-- START --

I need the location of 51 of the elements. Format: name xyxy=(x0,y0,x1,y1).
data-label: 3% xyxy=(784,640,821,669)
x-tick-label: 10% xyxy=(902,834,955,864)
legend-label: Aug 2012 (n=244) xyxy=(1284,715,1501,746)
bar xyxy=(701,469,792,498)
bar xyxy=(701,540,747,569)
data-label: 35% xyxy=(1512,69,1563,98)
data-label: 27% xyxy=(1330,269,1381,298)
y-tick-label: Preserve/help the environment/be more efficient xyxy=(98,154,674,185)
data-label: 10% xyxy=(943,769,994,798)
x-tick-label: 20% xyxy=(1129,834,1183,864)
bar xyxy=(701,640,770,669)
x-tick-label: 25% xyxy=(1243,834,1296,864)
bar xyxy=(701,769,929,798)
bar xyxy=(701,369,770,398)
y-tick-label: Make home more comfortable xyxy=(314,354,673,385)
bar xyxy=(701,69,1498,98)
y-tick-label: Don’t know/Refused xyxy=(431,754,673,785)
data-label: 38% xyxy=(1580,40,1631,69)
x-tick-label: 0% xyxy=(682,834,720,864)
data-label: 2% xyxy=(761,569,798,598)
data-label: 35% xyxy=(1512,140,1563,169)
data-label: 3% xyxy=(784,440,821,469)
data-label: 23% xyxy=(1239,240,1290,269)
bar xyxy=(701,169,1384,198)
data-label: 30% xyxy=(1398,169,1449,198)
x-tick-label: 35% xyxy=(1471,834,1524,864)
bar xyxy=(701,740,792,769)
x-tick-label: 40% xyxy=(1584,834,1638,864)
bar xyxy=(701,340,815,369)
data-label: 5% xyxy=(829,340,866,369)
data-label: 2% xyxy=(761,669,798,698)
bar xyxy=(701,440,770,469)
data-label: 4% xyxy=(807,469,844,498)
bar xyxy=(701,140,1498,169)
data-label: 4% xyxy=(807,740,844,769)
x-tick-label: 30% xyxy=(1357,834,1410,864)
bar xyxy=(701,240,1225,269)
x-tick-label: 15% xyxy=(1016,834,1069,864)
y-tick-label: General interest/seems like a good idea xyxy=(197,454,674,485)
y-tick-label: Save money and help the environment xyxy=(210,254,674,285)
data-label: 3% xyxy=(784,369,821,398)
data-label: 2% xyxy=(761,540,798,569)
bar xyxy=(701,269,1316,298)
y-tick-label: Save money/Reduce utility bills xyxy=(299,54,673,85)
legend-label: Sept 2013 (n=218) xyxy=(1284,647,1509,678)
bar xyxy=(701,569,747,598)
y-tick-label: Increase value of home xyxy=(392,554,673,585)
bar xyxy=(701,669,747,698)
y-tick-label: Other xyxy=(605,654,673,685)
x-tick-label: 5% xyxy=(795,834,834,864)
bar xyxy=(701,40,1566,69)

-- END --
-- START --

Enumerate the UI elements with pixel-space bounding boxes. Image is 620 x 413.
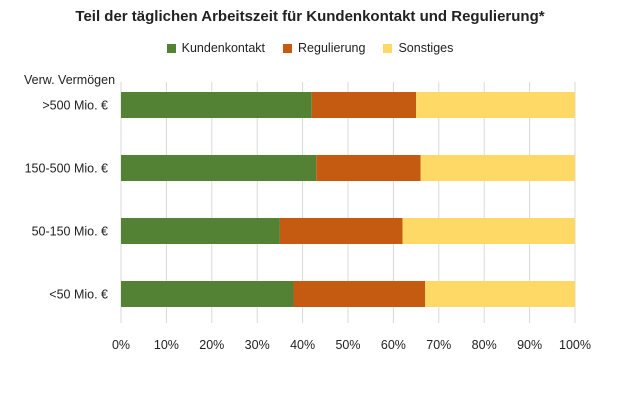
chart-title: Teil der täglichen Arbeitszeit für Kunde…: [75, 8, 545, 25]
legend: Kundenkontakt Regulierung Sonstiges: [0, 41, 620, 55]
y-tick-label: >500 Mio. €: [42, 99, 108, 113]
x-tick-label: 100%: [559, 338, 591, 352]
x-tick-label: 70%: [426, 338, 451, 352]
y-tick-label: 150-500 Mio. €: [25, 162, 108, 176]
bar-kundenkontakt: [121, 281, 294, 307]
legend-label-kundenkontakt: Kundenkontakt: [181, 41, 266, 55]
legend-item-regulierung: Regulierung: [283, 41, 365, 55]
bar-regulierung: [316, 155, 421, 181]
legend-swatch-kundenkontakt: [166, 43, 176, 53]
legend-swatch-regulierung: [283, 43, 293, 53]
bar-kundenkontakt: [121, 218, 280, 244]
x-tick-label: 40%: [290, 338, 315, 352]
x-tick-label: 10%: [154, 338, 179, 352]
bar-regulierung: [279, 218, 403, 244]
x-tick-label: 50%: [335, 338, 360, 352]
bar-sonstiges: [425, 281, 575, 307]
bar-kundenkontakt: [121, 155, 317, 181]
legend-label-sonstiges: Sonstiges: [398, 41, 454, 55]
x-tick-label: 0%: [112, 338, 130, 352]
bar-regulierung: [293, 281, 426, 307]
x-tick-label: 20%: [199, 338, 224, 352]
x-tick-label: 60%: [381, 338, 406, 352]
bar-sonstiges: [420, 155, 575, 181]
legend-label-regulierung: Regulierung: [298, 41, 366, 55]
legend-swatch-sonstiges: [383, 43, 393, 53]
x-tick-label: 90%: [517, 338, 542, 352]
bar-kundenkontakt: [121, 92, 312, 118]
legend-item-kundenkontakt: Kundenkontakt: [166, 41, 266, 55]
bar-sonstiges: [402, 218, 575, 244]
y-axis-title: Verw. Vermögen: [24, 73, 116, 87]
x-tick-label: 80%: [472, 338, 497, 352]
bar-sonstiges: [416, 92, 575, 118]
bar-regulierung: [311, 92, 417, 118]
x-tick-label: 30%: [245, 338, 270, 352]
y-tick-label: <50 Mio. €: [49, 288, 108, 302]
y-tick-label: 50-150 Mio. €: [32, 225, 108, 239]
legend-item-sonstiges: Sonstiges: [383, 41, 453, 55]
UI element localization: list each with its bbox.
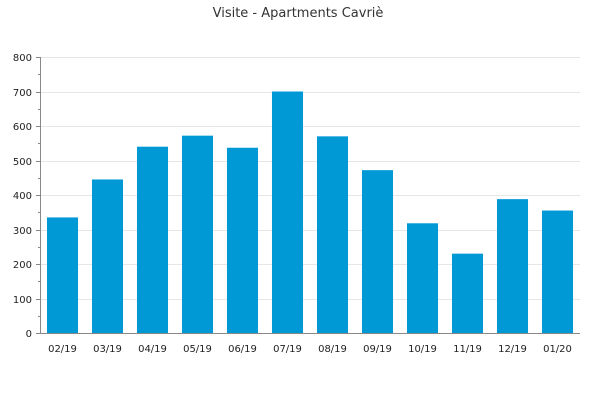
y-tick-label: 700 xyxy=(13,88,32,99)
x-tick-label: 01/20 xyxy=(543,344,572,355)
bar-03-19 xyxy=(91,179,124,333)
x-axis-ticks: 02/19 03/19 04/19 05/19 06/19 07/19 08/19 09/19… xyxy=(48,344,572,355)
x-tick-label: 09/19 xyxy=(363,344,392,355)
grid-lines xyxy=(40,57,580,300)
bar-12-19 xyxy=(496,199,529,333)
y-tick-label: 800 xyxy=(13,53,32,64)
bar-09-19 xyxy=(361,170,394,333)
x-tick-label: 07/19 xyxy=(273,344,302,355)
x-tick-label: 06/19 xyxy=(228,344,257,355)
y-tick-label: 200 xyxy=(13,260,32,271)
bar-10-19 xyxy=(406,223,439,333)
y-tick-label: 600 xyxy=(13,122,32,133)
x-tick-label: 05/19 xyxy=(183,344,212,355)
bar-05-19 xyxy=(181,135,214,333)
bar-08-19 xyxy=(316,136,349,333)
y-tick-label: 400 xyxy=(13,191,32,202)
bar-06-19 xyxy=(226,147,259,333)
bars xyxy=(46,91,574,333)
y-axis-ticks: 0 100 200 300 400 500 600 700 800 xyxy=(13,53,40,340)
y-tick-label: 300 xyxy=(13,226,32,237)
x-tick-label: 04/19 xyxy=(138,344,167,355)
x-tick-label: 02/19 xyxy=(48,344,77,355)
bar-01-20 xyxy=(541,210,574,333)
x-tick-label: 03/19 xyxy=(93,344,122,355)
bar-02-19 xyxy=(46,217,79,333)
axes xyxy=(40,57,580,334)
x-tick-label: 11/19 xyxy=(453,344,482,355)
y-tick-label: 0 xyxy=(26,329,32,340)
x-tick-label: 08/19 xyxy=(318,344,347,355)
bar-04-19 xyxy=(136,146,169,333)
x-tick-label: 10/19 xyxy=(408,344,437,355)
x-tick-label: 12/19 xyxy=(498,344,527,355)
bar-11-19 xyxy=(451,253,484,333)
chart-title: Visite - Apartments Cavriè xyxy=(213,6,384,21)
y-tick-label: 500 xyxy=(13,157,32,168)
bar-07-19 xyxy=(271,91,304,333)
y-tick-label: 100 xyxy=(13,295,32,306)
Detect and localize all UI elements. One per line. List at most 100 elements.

-- END --

**Set exercise:** Give again only the lines from the one containing "y-tick-label: 700 xyxy=(13,88,32,99)" through the one containing "bars xyxy=(46,91,574,333)", renaming every "y-tick-label" as "y-axis-label" and leaving everything else unchanged.

**Task answer:**
y-axis-label: 700 xyxy=(13,88,32,99)
x-tick-label: 01/20 xyxy=(543,344,572,355)
bar-03-19 xyxy=(91,179,124,333)
x-axis-ticks: 02/19 03/19 04/19 05/19 06/19 07/19 08/19 09/19… xyxy=(48,344,572,355)
x-tick-label: 09/19 xyxy=(363,344,392,355)
grid-lines xyxy=(40,57,580,300)
bar-12-19 xyxy=(496,199,529,333)
y-axis-label: 800 xyxy=(13,53,32,64)
bar-09-19 xyxy=(361,170,394,333)
x-tick-label: 07/19 xyxy=(273,344,302,355)
x-tick-label: 06/19 xyxy=(228,344,257,355)
y-axis-label: 200 xyxy=(13,260,32,271)
bar-10-19 xyxy=(406,223,439,333)
y-axis-label: 600 xyxy=(13,122,32,133)
x-tick-label: 05/19 xyxy=(183,344,212,355)
bar-05-19 xyxy=(181,135,214,333)
bar-08-19 xyxy=(316,136,349,333)
y-axis-label: 400 xyxy=(13,191,32,202)
bar-06-19 xyxy=(226,147,259,333)
bars xyxy=(46,91,574,333)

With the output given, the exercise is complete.